→ **AIM OF THE TASK**
Going through the material below, please gather all lines with the word "FinCos" in them.

→ **PROVIDED MATERIAL**
::::
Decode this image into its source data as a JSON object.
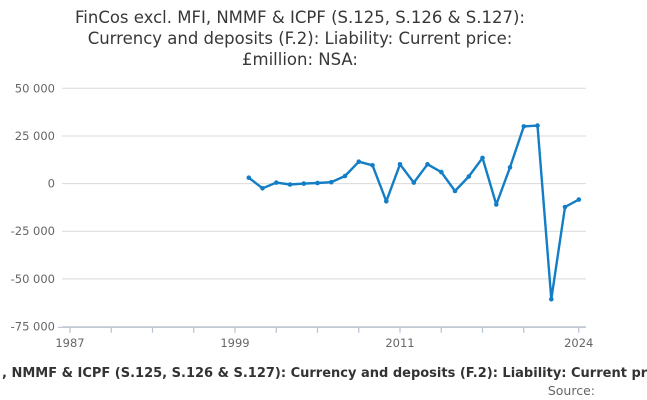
{
  "chart_data": {
    "type": "line",
    "title": "FinCos excl. MFI, NMMF & ICPF (S.125, S.126 & S.127): Currency and deposits (F.2): Liability: Current price: £million: NSA:",
    "title_lines": [
      "FinCos excl. MFI, NMMF & ICPF (S.125, S.126 & S.127):",
      "Currency and deposits (F.2): Liability: Current price:",
      "£million: NSA:"
    ],
    "xlabel": "",
    "ylabel": "",
    "units": "£million",
    "grid": true,
    "legend_position": "none",
    "xlim": [
      1986,
      2025.3
    ],
    "ylim": [
      -75000,
      50000
    ],
    "x": [
      2000,
      2001,
      2002,
      2003,
      2004,
      2005,
      2006,
      2007,
      2008,
      2009,
      2010,
      2011,
      2012,
      2013,
      2014,
      2015,
      2016,
      2017,
      2018,
      2019,
      2020,
      2021,
      2022,
      2023,
      2024
    ],
    "values": [
      3100,
      -2500,
      500,
      -500,
      0,
      300,
      700,
      4000,
      11500,
      9600,
      -9300,
      10100,
      500,
      10100,
      6000,
      -3900,
      3700,
      13500,
      -11000,
      8500,
      30000,
      30400,
      -60700,
      -12300,
      -8400
    ],
    "y_ticks": [
      {
        "value": 50000,
        "label": "50 000"
      },
      {
        "value": 25000,
        "label": "25 000"
      },
      {
        "value": 0,
        "label": "0"
      },
      {
        "value": -25000,
        "label": "-25 000"
      },
      {
        "value": -50000,
        "label": "-50 000"
      },
      {
        "value": -75000,
        "label": "-75 000"
      }
    ],
    "x_ticks": [
      {
        "year": 1987,
        "label": "1987"
      },
      {
        "year": 1990,
        "label": ""
      },
      {
        "year": 1993,
        "label": ""
      },
      {
        "year": 1996,
        "label": ""
      },
      {
        "year": 1999,
        "label": "1999"
      },
      {
        "year": 2002,
        "label": ""
      },
      {
        "year": 2005,
        "label": ""
      },
      {
        "year": 2008,
        "label": ""
      },
      {
        "year": 2011,
        "label": "2011"
      },
      {
        "year": 2014,
        "label": ""
      },
      {
        "year": 2017,
        "label": ""
      },
      {
        "year": 2020,
        "label": ""
      },
      {
        "year": 2024,
        "label": "2024"
      }
    ]
  },
  "footer": {
    "caption": ", NMMF & ICPF (S.125, S.126 & S.127): Currency and deposits (F.2): Liability: Current pr",
    "source": "Source:"
  },
  "colors": {
    "background": "#ffffff",
    "line": "#137dc5",
    "grid": "#d9d9d9",
    "axis": "#b7c3d1",
    "tick_text": "#666666",
    "title_text": "#383838",
    "footer_text": "#333333",
    "source_text": "#666666"
  }
}
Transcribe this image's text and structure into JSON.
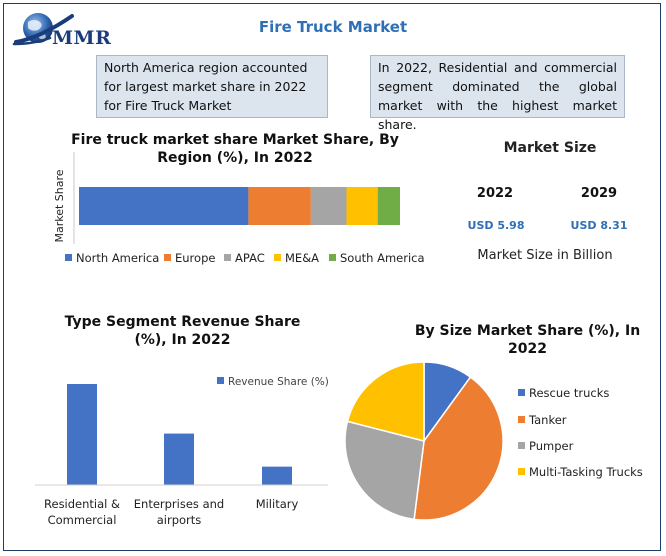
{
  "brand": {
    "logo_text": "MMR"
  },
  "header": {
    "title": "Fire Truck Market"
  },
  "notes": [
    "North America region accounted for largest market share in 2022 for Fire Truck Market",
    "In 2022, Residential and commercial segment dominated the global market with the highest market share."
  ],
  "market_size": {
    "title": "Market Size",
    "years": [
      "2022",
      "2029"
    ],
    "values": [
      "USD 5.98",
      "USD 8.31"
    ],
    "footer": "Market Size in Billion"
  },
  "chart_data": [
    {
      "type": "bar",
      "orientation": "horizontal-stacked",
      "title": "Fire truck market share Market Share, By Region (%), In 2022",
      "ylabel": "Market Share",
      "legend_position": "bottom",
      "series": [
        {
          "name": "North America",
          "values": [
            38
          ],
          "color": "#4472c4"
        },
        {
          "name": "Europe",
          "values": [
            14
          ],
          "color": "#ed7d31"
        },
        {
          "name": "APAC",
          "values": [
            8
          ],
          "color": "#a5a5a5"
        },
        {
          "name": "ME&A",
          "values": [
            7
          ],
          "color": "#ffc000"
        },
        {
          "name": "South America",
          "values": [
            5
          ],
          "color": "#70ad47"
        }
      ]
    },
    {
      "type": "bar",
      "title": "Type Segment Revenue Share (%), In 2022",
      "legend_position": "top-right",
      "categories": [
        "Residential & Commercial",
        "Enterprises and airports",
        "Military"
      ],
      "series": [
        {
          "name": "Revenue Share (%)",
          "values": [
            55,
            28,
            10
          ],
          "color": "#4472c4"
        }
      ]
    },
    {
      "type": "pie",
      "title": "By Size Market Share (%), In 2022",
      "legend_position": "right",
      "categories": [
        "Rescue trucks",
        "Tanker",
        "Pumper",
        "Multi-Tasking Trucks"
      ],
      "values": [
        10,
        42,
        27,
        21
      ],
      "colors": [
        "#4472c4",
        "#ed7d31",
        "#a5a5a5",
        "#ffc000"
      ]
    }
  ]
}
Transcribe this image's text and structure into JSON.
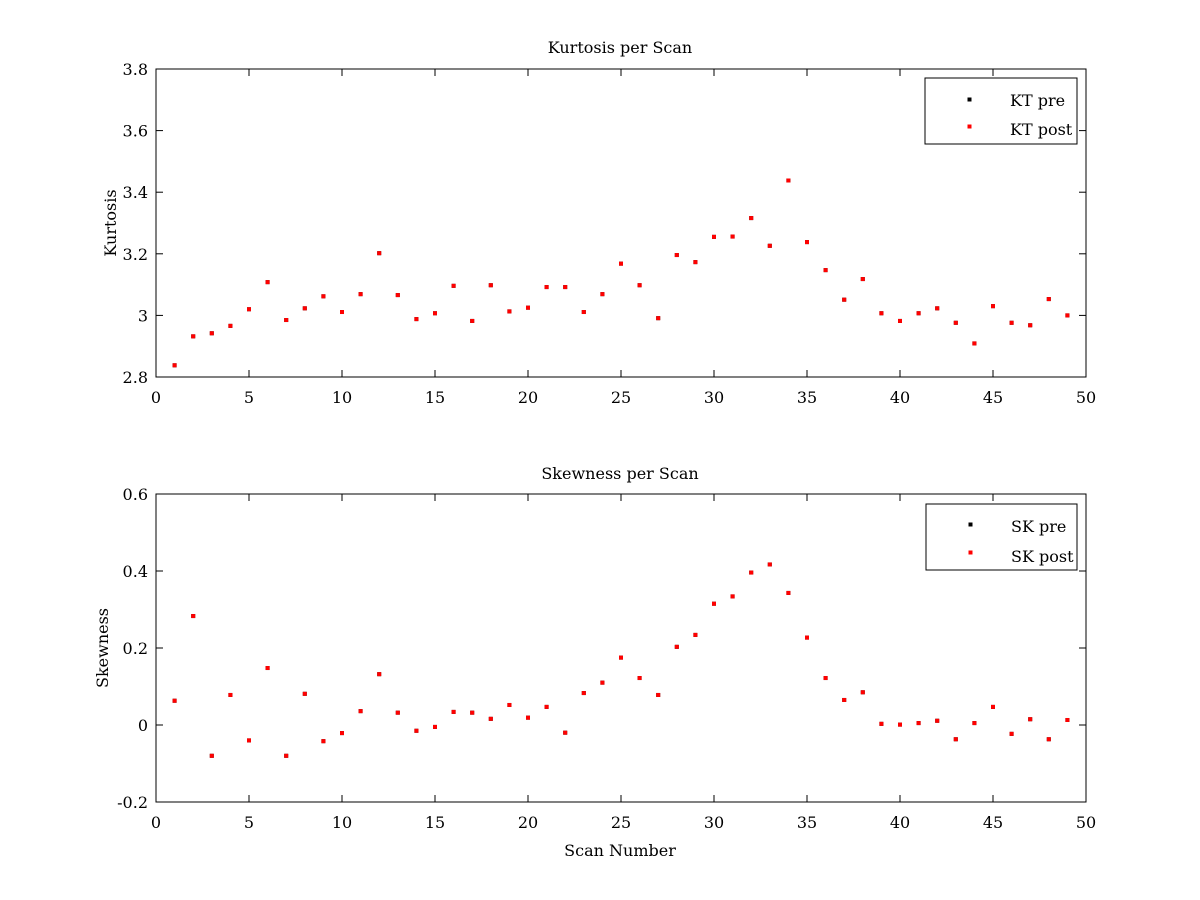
{
  "chart_data": [
    {
      "type": "scatter",
      "title": "Kurtosis per Scan",
      "xlabel": "",
      "ylabel": "Kurtosis",
      "xlim": [
        0,
        50
      ],
      "ylim": [
        2.8,
        3.8
      ],
      "xticks": [
        0,
        5,
        10,
        15,
        20,
        25,
        30,
        35,
        40,
        45,
        50
      ],
      "yticks": [
        2.8,
        3,
        3.2,
        3.4,
        3.6,
        3.8
      ],
      "xtick_labels": [
        "0",
        "5",
        "10",
        "15",
        "20",
        "25",
        "30",
        "35",
        "40",
        "45",
        "50"
      ],
      "ytick_labels": [
        "2.8",
        "3",
        "3.2",
        "3.4",
        "3.6",
        "3.8"
      ],
      "grid": false,
      "legend": "top-right",
      "x": [
        1,
        2,
        3,
        4,
        5,
        6,
        7,
        8,
        9,
        10,
        11,
        12,
        13,
        14,
        15,
        16,
        17,
        18,
        19,
        20,
        21,
        22,
        23,
        24,
        25,
        26,
        27,
        28,
        29,
        30,
        31,
        32,
        33,
        34,
        35,
        36,
        37,
        38,
        39,
        40,
        41,
        42,
        43,
        44,
        45,
        46,
        47,
        48,
        49
      ],
      "series": [
        {
          "name": "KT pre",
          "color": "#000000",
          "values": [
            2.838,
            2.932,
            2.942,
            2.966,
            3.02,
            3.108,
            2.985,
            3.023,
            3.062,
            3.011,
            3.069,
            3.202,
            3.066,
            2.988,
            3.007,
            3.096,
            2.982,
            3.098,
            3.013,
            3.025,
            3.092,
            3.092,
            3.011,
            3.069,
            3.168,
            3.098,
            2.991,
            3.196,
            3.173,
            3.255,
            3.256,
            3.316,
            3.226,
            3.438,
            3.238,
            3.147,
            3.051,
            3.118,
            3.007,
            2.982,
            3.007,
            3.023,
            2.976,
            2.909,
            3.03,
            2.976,
            2.968,
            3.053,
            3.0
          ]
        },
        {
          "name": "KT post",
          "color": "#ff0000",
          "values": [
            2.838,
            2.932,
            2.942,
            2.966,
            3.02,
            3.108,
            2.985,
            3.023,
            3.062,
            3.011,
            3.069,
            3.202,
            3.066,
            2.988,
            3.007,
            3.096,
            2.982,
            3.098,
            3.013,
            3.025,
            3.092,
            3.092,
            3.011,
            3.069,
            3.168,
            3.098,
            2.991,
            3.196,
            3.173,
            3.255,
            3.256,
            3.316,
            3.226,
            3.438,
            3.238,
            3.147,
            3.051,
            3.118,
            3.007,
            2.982,
            3.007,
            3.023,
            2.976,
            2.909,
            3.03,
            2.976,
            2.968,
            3.053,
            3.0
          ]
        }
      ]
    },
    {
      "type": "scatter",
      "title": "Skewness per Scan",
      "xlabel": "Scan Number",
      "ylabel": "Skewness",
      "xlim": [
        0,
        50
      ],
      "ylim": [
        -0.2,
        0.6
      ],
      "xticks": [
        0,
        5,
        10,
        15,
        20,
        25,
        30,
        35,
        40,
        45,
        50
      ],
      "yticks": [
        -0.2,
        0,
        0.2,
        0.4,
        0.6
      ],
      "xtick_labels": [
        "0",
        "5",
        "10",
        "15",
        "20",
        "25",
        "30",
        "35",
        "40",
        "45",
        "50"
      ],
      "ytick_labels": [
        "-0.2",
        "0",
        "0.2",
        "0.4",
        "0.6"
      ],
      "grid": false,
      "legend": "top-right",
      "x": [
        1,
        2,
        3,
        4,
        5,
        6,
        7,
        8,
        9,
        10,
        11,
        12,
        13,
        14,
        15,
        16,
        17,
        18,
        19,
        20,
        21,
        22,
        23,
        24,
        25,
        26,
        27,
        28,
        29,
        30,
        31,
        32,
        33,
        34,
        35,
        36,
        37,
        38,
        39,
        40,
        41,
        42,
        43,
        44,
        45,
        46,
        47,
        48,
        49
      ],
      "series": [
        {
          "name": "SK pre",
          "color": "#000000",
          "values": [
            0.063,
            0.283,
            -0.08,
            0.078,
            -0.04,
            0.148,
            -0.08,
            0.081,
            -0.042,
            -0.021,
            0.036,
            0.132,
            0.032,
            -0.015,
            -0.005,
            0.034,
            0.032,
            0.016,
            0.052,
            0.019,
            0.047,
            -0.02,
            0.083,
            0.11,
            0.175,
            0.122,
            0.078,
            0.203,
            0.234,
            0.315,
            0.334,
            0.396,
            0.417,
            0.343,
            0.227,
            0.122,
            0.065,
            0.085,
            0.003,
            0.001,
            0.005,
            0.011,
            -0.037,
            0.005,
            0.047,
            -0.023,
            0.015,
            -0.037,
            0.013
          ]
        },
        {
          "name": "SK post",
          "color": "#ff0000",
          "values": [
            0.063,
            0.283,
            -0.08,
            0.078,
            -0.04,
            0.148,
            -0.08,
            0.081,
            -0.042,
            -0.021,
            0.036,
            0.132,
            0.032,
            -0.015,
            -0.005,
            0.034,
            0.032,
            0.016,
            0.052,
            0.019,
            0.047,
            -0.02,
            0.083,
            0.11,
            0.175,
            0.122,
            0.078,
            0.203,
            0.234,
            0.315,
            0.334,
            0.396,
            0.417,
            0.343,
            0.227,
            0.122,
            0.065,
            0.085,
            0.003,
            0.001,
            0.005,
            0.011,
            -0.037,
            0.005,
            0.047,
            -0.023,
            0.015,
            -0.037,
            0.013
          ]
        }
      ]
    }
  ]
}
::::
→ **THE SOLUTION**
    "title": "FinCos excl. MFI, NMMF & ICPF (S.125, S.126 & S.127): Currency and deposits (F.2): Liability: Current price: £million: NSA:",
      "FinCos excl. MFI, NMMF & ICPF (S.125, S.126 & S.127):",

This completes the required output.